**Required task:** Write out every line below that includes the word "arrow".

**Extracted material:**
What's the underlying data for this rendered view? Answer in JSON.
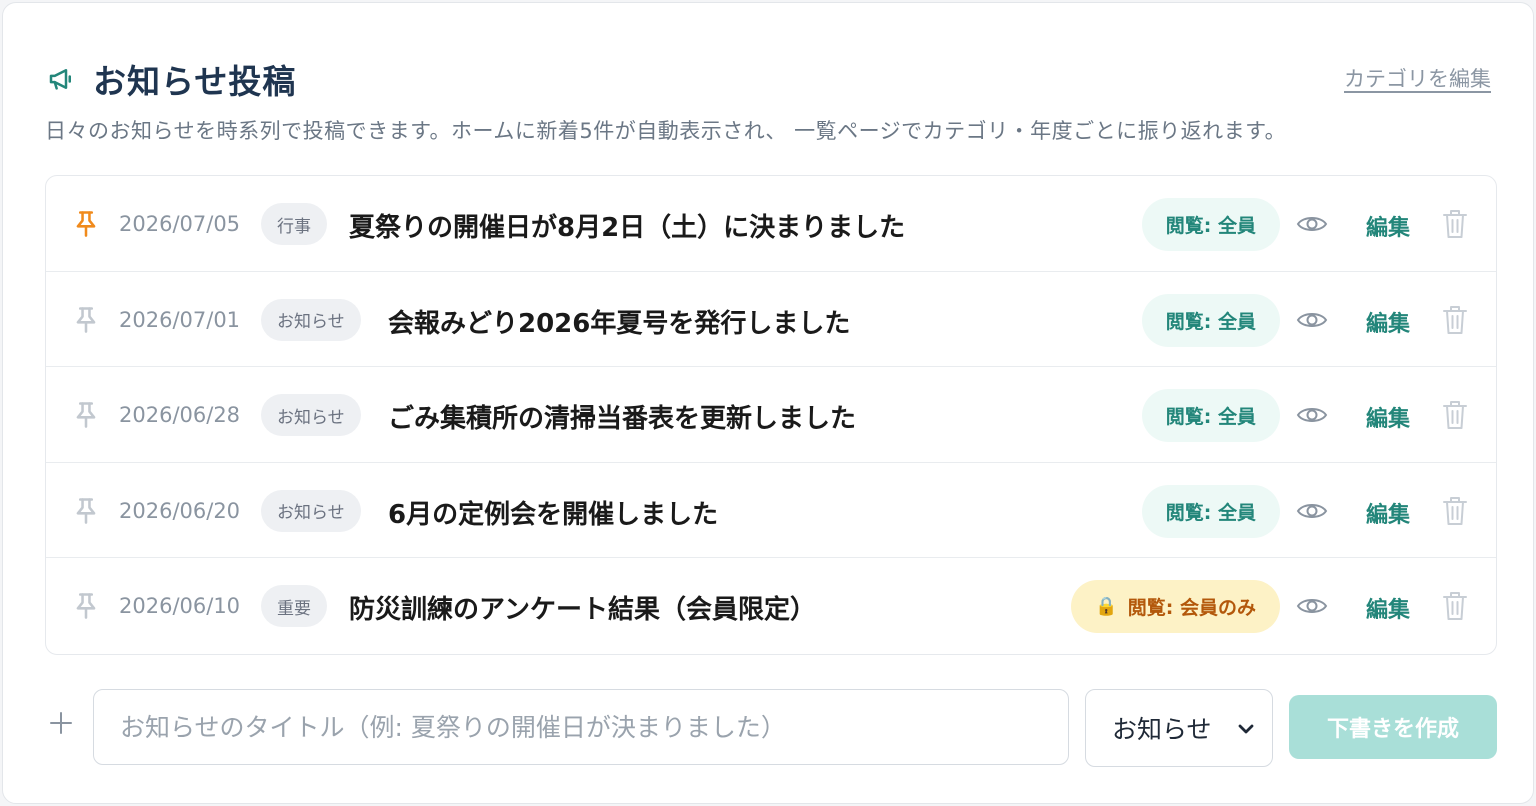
{
  "header": {
    "title": "お知らせ投稿",
    "edit_categories_link": "カテゴリを編集",
    "description": "日々のお知らせを時系列で投稿できます。ホームに新着5件が自動表示され、 一覧ページでカテゴリ・年度ごとに振り返れます。"
  },
  "posts": [
    {
      "date": "2026/07/05",
      "category": "行事",
      "title": "夏祭りの開催日が8月2日（土）に決まりました",
      "visibility": "閲覧: 全員",
      "pinned": true,
      "edit": "編集"
    },
    {
      "date": "2026/07/01",
      "category": "お知らせ",
      "title": "会報みどり2026年夏号を発行しました",
      "visibility": "閲覧: 全員",
      "pinned": false,
      "edit": "編集"
    },
    {
      "date": "2026/06/28",
      "category": "お知らせ",
      "title": "ごみ集積所の清掃当番表を更新しました",
      "visibility": "閲覧: 全員",
      "pinned": false,
      "edit": "編集"
    },
    {
      "date": "2026/06/20",
      "category": "お知らせ",
      "title": "6月の定例会を開催しました",
      "visibility": "閲覧: 全員",
      "pinned": false,
      "edit": "編集"
    },
    {
      "date": "2026/06/10",
      "category": "重要",
      "title": "防災訓練のアンケート結果（会員限定）",
      "visibility": "閲覧: 会員のみ",
      "pinned": false,
      "edit": "編集",
      "lock_icon": "🔒"
    }
  ],
  "composer": {
    "title_placeholder": "お知らせのタイトル（例: 夏祭りの開催日が決まりました）",
    "title_value": "",
    "category_selected": "お知らせ",
    "create_button": "下書きを作成"
  },
  "colors": {
    "accent": "#23867a",
    "title": "#1f3550",
    "pin_active": "#f08a1c",
    "pin_inactive": "#c2c8cf",
    "members_badge_bg": "#fdf2c6",
    "members_badge_text": "#b3580b",
    "create_button_bg": "#a9dfd8"
  },
  "icons": {
    "header": "megaphone-icon",
    "pin": "pin-icon",
    "view": "eye-icon",
    "delete": "trash-icon",
    "add": "plus-icon",
    "select": "chevron-down-icon",
    "locked": "lock-icon"
  }
}
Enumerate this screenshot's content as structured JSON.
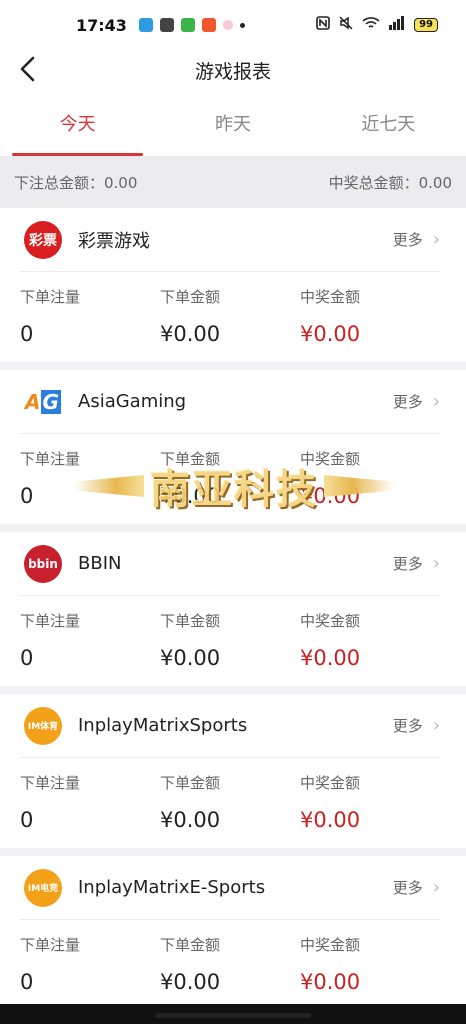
{
  "status_bar": {
    "time": "17:43",
    "battery": "99"
  },
  "nav": {
    "title": "游戏报表"
  },
  "tabs": [
    {
      "label": "今天",
      "active": true
    },
    {
      "label": "昨天",
      "active": false
    },
    {
      "label": "近七天",
      "active": false
    }
  ],
  "summary": {
    "bet_total_label": "下注总金额：0.00",
    "win_total_label": "中奖总金额：0.00"
  },
  "stat_labels": {
    "count": "下单注量",
    "amount": "下单金额",
    "win": "中奖金额"
  },
  "more_label": "更多",
  "games": [
    {
      "name": "彩票游戏",
      "logo_text": "彩票",
      "count": "0",
      "amount": "¥0.00",
      "win": "¥0.00"
    },
    {
      "name": "AsiaGaming",
      "logo_text": "AG",
      "count": "0",
      "amount": "¥0.00",
      "win": "¥0.00"
    },
    {
      "name": "BBIN",
      "logo_text": "bbin",
      "count": "0",
      "amount": "¥0.00",
      "win": "¥0.00"
    },
    {
      "name": "InplayMatrixSports",
      "logo_text": "IM体育",
      "count": "0",
      "amount": "¥0.00",
      "win": "¥0.00"
    },
    {
      "name": "InplayMatrixE-Sports",
      "logo_text": "IM电竞",
      "count": "0",
      "amount": "¥0.00",
      "win": "¥0.00"
    }
  ],
  "watermark": {
    "text": "南亚科技"
  },
  "colors": {
    "accent": "#d8343a",
    "win_red": "#cc1f1f"
  }
}
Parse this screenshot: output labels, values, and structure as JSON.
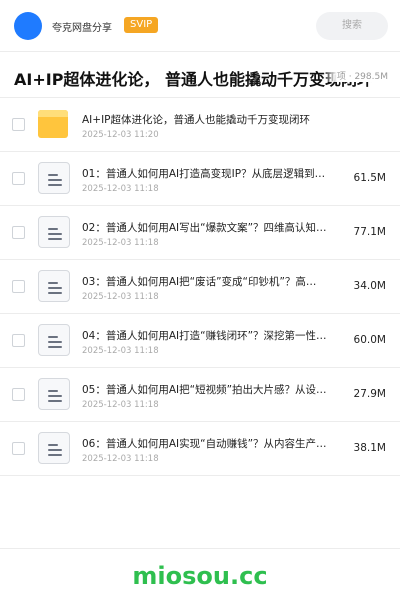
{
  "header": {
    "share_name": "夸克网盘分享",
    "badge": "SVIP",
    "search_placeholder": "搜索"
  },
  "title_bar": {
    "title": "AI+IP超体进化论， 普通人也能撬动千万变现闭环",
    "meta": "项 · 298.5M"
  },
  "items": [
    {
      "type": "folder",
      "icon": "folder-icon",
      "name": "AI+IP超体进化论，普通人也能撬动千万变现闭环",
      "date": "2025-12-03 11:20",
      "size": ""
    },
    {
      "type": "file",
      "icon": "document-icon",
      "name": "01：普通人如何用AI打造高变现IP？从底层逻辑到…",
      "date": "2025-12-03 11:18",
      "size": "61.5M"
    },
    {
      "type": "file",
      "icon": "document-icon",
      "name": "02：普通人如何用AI写出“爆款文案”？四维高认知…",
      "date": "2025-12-03 11:18",
      "size": "77.1M"
    },
    {
      "type": "file",
      "icon": "document-icon",
      "name": "03：普通人如何用AI把“废话”变成“印钞机”？高…",
      "date": "2025-12-03 11:18",
      "size": "34.0M"
    },
    {
      "type": "file",
      "icon": "document-icon",
      "name": "04：普通人如何用AI打造“赚钱闭环”？深挖第一性…",
      "date": "2025-12-03 11:18",
      "size": "60.0M"
    },
    {
      "type": "file",
      "icon": "document-icon",
      "name": "05：普通人如何用AI把“短视频”拍出大片感？从设…",
      "date": "2025-12-03 11:18",
      "size": "27.9M"
    },
    {
      "type": "file",
      "icon": "document-icon",
      "name": "06：普通人如何用AI实现“自动赚钱”？从内容生产…",
      "date": "2025-12-03 11:18",
      "size": "38.1M"
    }
  ],
  "footer": {
    "brand": "miosou.cc"
  },
  "colors": {
    "avatar": "#1f7bff",
    "badge": "#f5a623",
    "folder": "#ffc53d",
    "brand": "#2fbf4f"
  }
}
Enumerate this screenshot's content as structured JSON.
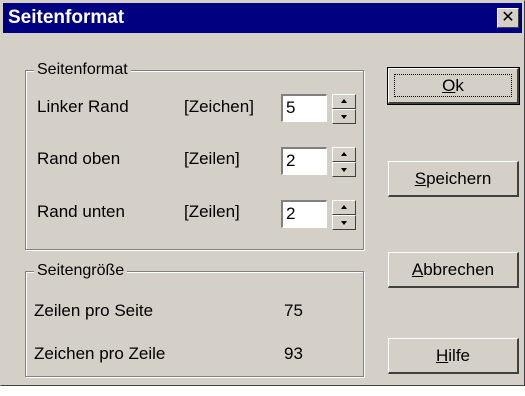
{
  "title": "Seitenformat",
  "close_glyph": "✕",
  "groups": {
    "format": {
      "label": "Seitenformat",
      "rows": [
        {
          "label": "Linker Rand",
          "unit": "[Zeichen]",
          "value": "5"
        },
        {
          "label": "Rand oben",
          "unit": "[Zeilen]",
          "value": "2"
        },
        {
          "label": "Rand unten",
          "unit": "[Zeilen]",
          "value": "2"
        }
      ]
    },
    "size": {
      "label": "Seitengröße",
      "rows": [
        {
          "label": "Zeilen pro Seite",
          "value": "75"
        },
        {
          "label": "Zeichen pro Zeile",
          "value": "93"
        }
      ]
    }
  },
  "buttons": {
    "ok": {
      "mn": "O",
      "rest": "k"
    },
    "save": {
      "mn": "S",
      "rest": "peichern"
    },
    "cancel": {
      "mn": "A",
      "rest": "bbrechen"
    },
    "help": {
      "mn": "H",
      "rest": "ilfe"
    }
  },
  "icons": {
    "close": "close-icon",
    "spin_up": "arrow-up-icon",
    "spin_down": "arrow-down-icon"
  },
  "colors": {
    "titlebar": "#000080",
    "face": "#d4d0c8"
  }
}
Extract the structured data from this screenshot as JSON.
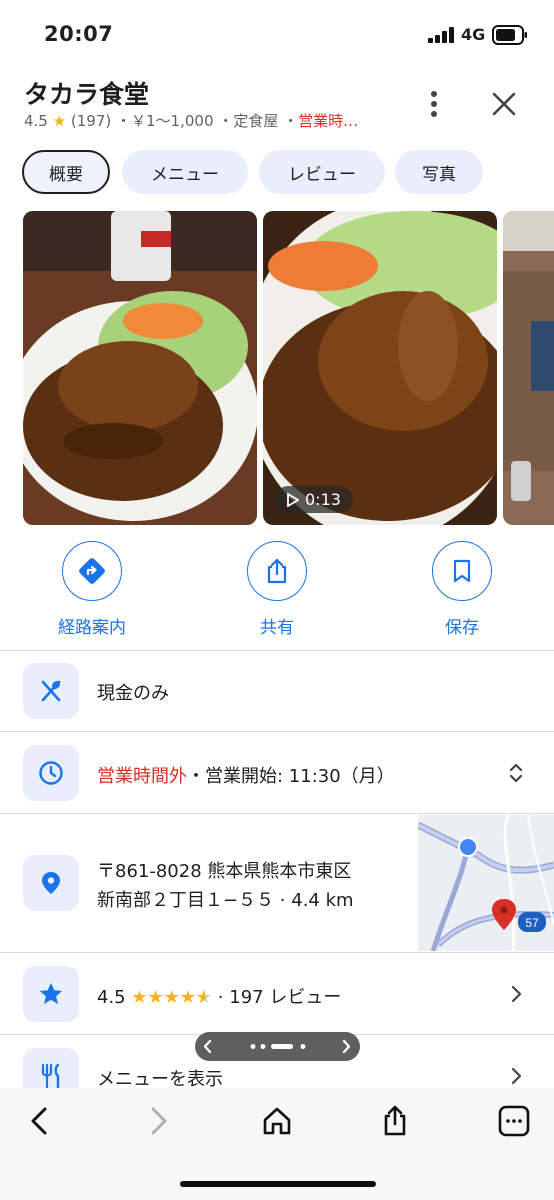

**The result:**
    "spin_up": "arrow-up-icon",
    "spin_down": "arrow-down-icon"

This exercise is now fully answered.